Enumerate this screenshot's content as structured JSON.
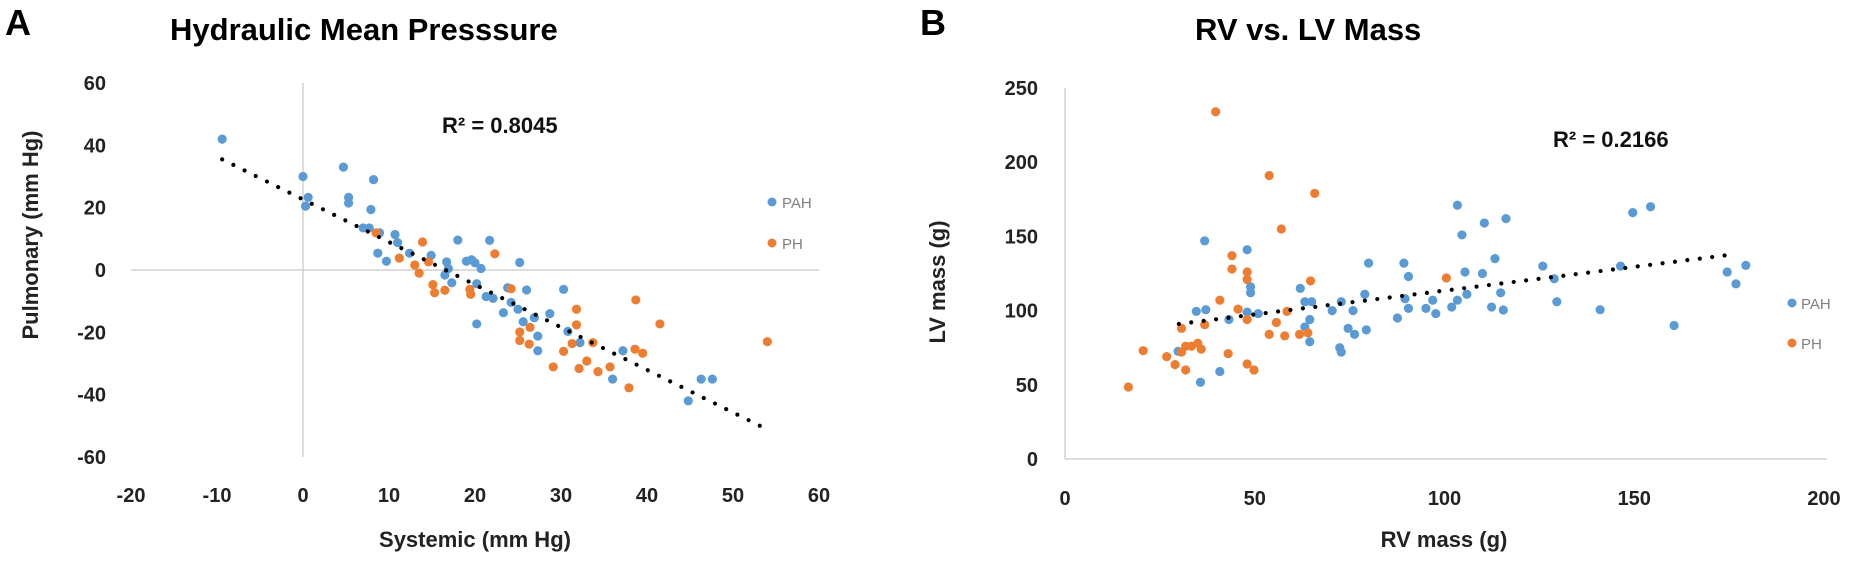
{
  "colors": {
    "PAH": "#5B9BD5",
    "PH": "#ED7D31",
    "trend": "#000000",
    "axis": "#d0d0d0"
  },
  "chart_data": [
    {
      "panel": "A",
      "type": "scatter",
      "title": "Hydraulic Mean Presssure",
      "xlabel": "Systemic (mm Hg)",
      "ylabel": "Pulmonary  (mm Hg)",
      "xlim": [
        -20,
        60
      ],
      "ylim": [
        -60,
        60
      ],
      "xticks": [
        "-20",
        "-10",
        "0",
        "10",
        "20",
        "30",
        "40",
        "50",
        "60"
      ],
      "yticks": [
        "-60",
        "-40",
        "-20",
        "0",
        "20",
        "40",
        "60"
      ],
      "grid": false,
      "legend": {
        "placement": "right",
        "entries": [
          "PAH",
          "PH"
        ]
      },
      "annotation": "R² = 0.8045",
      "trendline": {
        "type": "linear",
        "x": [
          -9.4,
          53.5
        ],
        "y": [
          35.5,
          -50.5
        ]
      },
      "series": [
        {
          "name": "PAH",
          "points": [
            [
              -9.4,
              42
            ],
            [
              0,
              30
            ],
            [
              0.6,
              23.3
            ],
            [
              0.3,
              20.5
            ],
            [
              4.7,
              33
            ],
            [
              5.3,
              23.3
            ],
            [
              5.3,
              21.5
            ],
            [
              8.2,
              29
            ],
            [
              7.9,
              19.4
            ],
            [
              7,
              13.5
            ],
            [
              7.7,
              13.5
            ],
            [
              8.9,
              11.9
            ],
            [
              8.7,
              5.4
            ],
            [
              9.7,
              2.8
            ],
            [
              10.7,
              11.4
            ],
            [
              11,
              8.8
            ],
            [
              12.4,
              5.4
            ],
            [
              14.9,
              4.7
            ],
            [
              16.7,
              2.6
            ],
            [
              16.9,
              0.5
            ],
            [
              16.5,
              -1.6
            ],
            [
              17.3,
              -4.1
            ],
            [
              18,
              9.6
            ],
            [
              19,
              2.8
            ],
            [
              19.6,
              3.3
            ],
            [
              20,
              2.3
            ],
            [
              20.7,
              0.5
            ],
            [
              20.2,
              -4.4
            ],
            [
              21.7,
              9.5
            ],
            [
              25.2,
              2.4
            ],
            [
              21.3,
              -8.5
            ],
            [
              22.1,
              -9.1
            ],
            [
              23.8,
              -5.7
            ],
            [
              24.2,
              -10.4
            ],
            [
              23.3,
              -13.7
            ],
            [
              25,
              -12.6
            ],
            [
              20.2,
              -17.3
            ],
            [
              26,
              -6.4
            ],
            [
              25.6,
              -16.6
            ],
            [
              26.9,
              -15.3
            ],
            [
              27.3,
              -21.2
            ],
            [
              27.3,
              -25.9
            ],
            [
              28.7,
              -14
            ],
            [
              30.3,
              -6.2
            ],
            [
              30.8,
              -19.7
            ],
            [
              32.2,
              -23.3
            ],
            [
              36,
              -35
            ],
            [
              37.2,
              -25.9
            ],
            [
              44.8,
              -42
            ],
            [
              46.3,
              -35
            ],
            [
              47.6,
              -35
            ]
          ]
        },
        {
          "name": "PH",
          "points": [
            [
              8.5,
              11.9
            ],
            [
              13.9,
              9
            ],
            [
              22.3,
              5.2
            ],
            [
              11.2,
              3.8
            ],
            [
              13,
              1.6
            ],
            [
              13.5,
              -1
            ],
            [
              14.6,
              2.6
            ],
            [
              15.1,
              -4.7
            ],
            [
              15.3,
              -7.3
            ],
            [
              16.5,
              -6.5
            ],
            [
              19.4,
              -6.2
            ],
            [
              19.5,
              -7.8
            ],
            [
              24.2,
              -6
            ],
            [
              25.2,
              -19.9
            ],
            [
              25.2,
              -22.6
            ],
            [
              26.3,
              -23.8
            ],
            [
              26.4,
              -18.4
            ],
            [
              29.1,
              -31.1
            ],
            [
              30.3,
              -26.1
            ],
            [
              31.3,
              -23.6
            ],
            [
              31.8,
              -12.6
            ],
            [
              31.8,
              -17.6
            ],
            [
              32.1,
              -31.6
            ],
            [
              33,
              -29.2
            ],
            [
              34.3,
              -32.6
            ],
            [
              35.7,
              -31.1
            ],
            [
              33.7,
              -23.3
            ],
            [
              37.9,
              -37.8
            ],
            [
              38.6,
              -25.4
            ],
            [
              39.5,
              -26.7
            ],
            [
              38.7,
              -9.6
            ],
            [
              41.5,
              -17.3
            ],
            [
              54,
              -23
            ]
          ]
        }
      ]
    },
    {
      "panel": "B",
      "type": "scatter",
      "title": "RV vs. LV Mass",
      "xlabel": "RV mass (g)",
      "ylabel": "LV mass (g)",
      "xlim": [
        0,
        200
      ],
      "ylim": [
        0,
        250
      ],
      "xticks": [
        "0",
        "50",
        "100",
        "150",
        "200"
      ],
      "yticks": [
        "0",
        "50",
        "100",
        "150",
        "200",
        "250"
      ],
      "grid": false,
      "legend": {
        "placement": "right",
        "entries": [
          "PAH",
          "PH"
        ]
      },
      "annotation": "R² = 0.2166",
      "trendline": {
        "type": "linear",
        "x": [
          30,
          176.5
        ],
        "y": [
          91,
          138
        ]
      },
      "series": [
        {
          "name": "PAH",
          "points": [
            [
              36.8,
              147
            ],
            [
              48,
              141
            ],
            [
              48.9,
              116
            ],
            [
              48.9,
              112
            ],
            [
              34.6,
              99.5
            ],
            [
              37.1,
              100.6
            ],
            [
              43.2,
              94
            ],
            [
              48,
              99
            ],
            [
              50.9,
              98
            ],
            [
              62,
              115
            ],
            [
              63.2,
              106
            ],
            [
              65,
              106
            ],
            [
              64.5,
              94
            ],
            [
              63.2,
              89
            ],
            [
              64.5,
              79
            ],
            [
              70.4,
              100
            ],
            [
              72.8,
              106
            ],
            [
              75.9,
              100
            ],
            [
              74.6,
              88
            ],
            [
              76.3,
              84
            ],
            [
              72.4,
              75
            ],
            [
              72.8,
              72
            ],
            [
              79.4,
              87
            ],
            [
              80,
              132
            ],
            [
              79,
              111
            ],
            [
              29.8,
              72.5
            ],
            [
              40.8,
              59
            ],
            [
              35.7,
              51.7
            ],
            [
              87.6,
              95
            ],
            [
              89.3,
              132
            ],
            [
              90.5,
              123
            ],
            [
              89.6,
              108
            ],
            [
              90.5,
              101.5
            ],
            [
              95.1,
              101.5
            ],
            [
              96.9,
              107
            ],
            [
              97.7,
              98
            ],
            [
              101.9,
              102.4
            ],
            [
              103.4,
              107
            ],
            [
              105.9,
              111
            ],
            [
              105.4,
              126
            ],
            [
              103.4,
              171
            ],
            [
              104.6,
              151
            ],
            [
              110,
              125
            ],
            [
              110.5,
              159
            ],
            [
              112.4,
              102.4
            ],
            [
              114.8,
              112
            ],
            [
              115.5,
              100.4
            ],
            [
              113.3,
              135
            ],
            [
              116.2,
              162
            ],
            [
              125.9,
              130
            ],
            [
              128.9,
              121.5
            ],
            [
              129.6,
              106
            ],
            [
              141,
              100.6
            ],
            [
              146.4,
              130
            ],
            [
              149.6,
              166
            ],
            [
              154.3,
              170
            ],
            [
              160.5,
              90
            ],
            [
              174.5,
              126
            ],
            [
              176.8,
              118
            ],
            [
              179.4,
              130.5
            ]
          ]
        },
        {
          "name": "PH",
          "points": [
            [
              39.7,
              234
            ],
            [
              53.8,
              191
            ],
            [
              65.8,
              179
            ],
            [
              57,
              155
            ],
            [
              44,
              137
            ],
            [
              44,
              128
            ],
            [
              48,
              126
            ],
            [
              48,
              121
            ],
            [
              64.7,
              120
            ],
            [
              40.8,
              107
            ],
            [
              45.6,
              101
            ],
            [
              58.5,
              99.5
            ],
            [
              30.7,
              88
            ],
            [
              36.8,
              90.5
            ],
            [
              48,
              94
            ],
            [
              55.7,
              92
            ],
            [
              53.8,
              84
            ],
            [
              57.9,
              83
            ],
            [
              61.8,
              84
            ],
            [
              64,
              85
            ],
            [
              20.6,
              73
            ],
            [
              26.8,
              69
            ],
            [
              29,
              63.6
            ],
            [
              31.8,
              60
            ],
            [
              30.7,
              72
            ],
            [
              31.8,
              76
            ],
            [
              33.3,
              76
            ],
            [
              35,
              78
            ],
            [
              35.9,
              74
            ],
            [
              43,
              71
            ],
            [
              48,
              64
            ],
            [
              49.8,
              60
            ],
            [
              16.7,
              48.5
            ],
            [
              100.5,
              122
            ]
          ]
        }
      ]
    }
  ]
}
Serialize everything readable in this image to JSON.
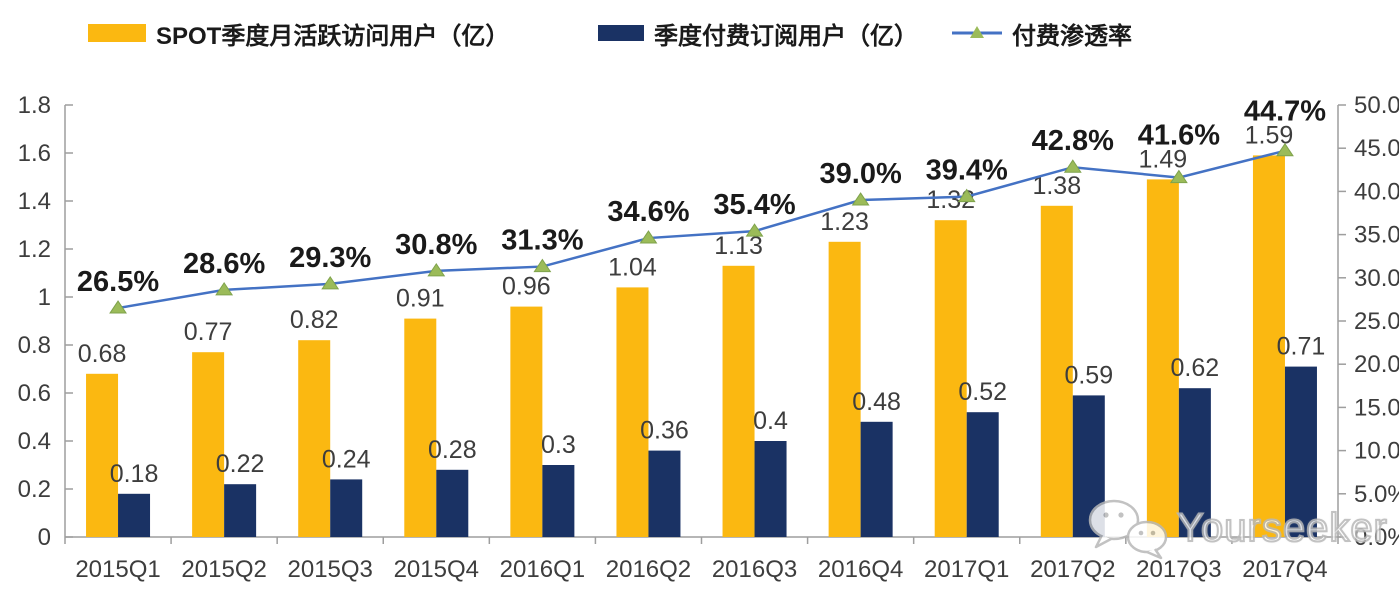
{
  "page": {
    "background": "#FFFFFF"
  },
  "chart_data": {
    "type": "combo-bar-line",
    "title": "",
    "categories": [
      "2015Q1",
      "2015Q2",
      "2015Q3",
      "2015Q4",
      "2016Q1",
      "2016Q2",
      "2016Q3",
      "2016Q4",
      "2017Q1",
      "2017Q2",
      "2017Q3",
      "2017Q4"
    ],
    "series": [
      {
        "name": "SPOT季度月活跃访问用户（亿）",
        "type": "bar",
        "axis": "left",
        "color": "#FBB811",
        "values": [
          0.68,
          0.77,
          0.82,
          0.91,
          0.96,
          1.04,
          1.13,
          1.23,
          1.32,
          1.38,
          1.49,
          1.59
        ],
        "labels": [
          "0.68",
          "0.77",
          "0.82",
          "0.91",
          "0.96",
          "1.04",
          "1.13",
          "1.23",
          "1.32",
          "1.38",
          "1.49",
          "1.59"
        ]
      },
      {
        "name": "季度付费订阅用户（亿）",
        "type": "bar",
        "axis": "left",
        "color": "#1A3264",
        "values": [
          0.18,
          0.22,
          0.24,
          0.28,
          0.3,
          0.36,
          0.4,
          0.48,
          0.52,
          0.59,
          0.62,
          0.71
        ],
        "labels": [
          "0.18",
          "0.22",
          "0.24",
          "0.28",
          "0.3",
          "0.36",
          "0.4",
          "0.48",
          "0.52",
          "0.59",
          "0.62",
          "0.71"
        ]
      },
      {
        "name": "付费渗透率",
        "type": "line",
        "axis": "right",
        "color": "#4472C4",
        "marker": "triangle-up",
        "marker_color": "#9BBB59",
        "values": [
          26.5,
          28.6,
          29.3,
          30.8,
          31.3,
          34.6,
          35.4,
          39.0,
          39.4,
          42.8,
          41.6,
          44.7
        ],
        "labels": [
          "26.5%",
          "28.6%",
          "29.3%",
          "30.8%",
          "31.3%",
          "34.6%",
          "35.4%",
          "39.0%",
          "39.4%",
          "42.8%",
          "41.6%",
          "44.7%"
        ]
      }
    ],
    "left_axis": {
      "min": 0,
      "max": 1.8,
      "tick_labels": [
        "0",
        "0.2",
        "0.4",
        "0.6",
        "0.8",
        "1",
        "1.2",
        "1.4",
        "1.6",
        "1.8"
      ]
    },
    "right_axis": {
      "min": 0,
      "max": 50,
      "tick_labels": [
        "0.0%",
        "5.0%",
        "10.0%",
        "15.0%",
        "20.0%",
        "25.0%",
        "30.0%",
        "35.0%",
        "40.0%",
        "45.0%",
        "50.0%"
      ]
    },
    "grid": false,
    "legend_position": "top",
    "text_color": "#3D3D3D",
    "axis_color": "#9E9E9E",
    "data_label_color": "#3D3D3D",
    "pct_label_color": "#1A1A1A"
  },
  "watermark": {
    "icon": "wechat-icon",
    "text": "Yourseeker"
  }
}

--------------------------------------------------

What you need to do:
Return all lines with the word "ylabel" in them.

Reply:
      "ylabel": "Pulmonary  (mm Hg)",
      "ylabel": "LV mass (g)",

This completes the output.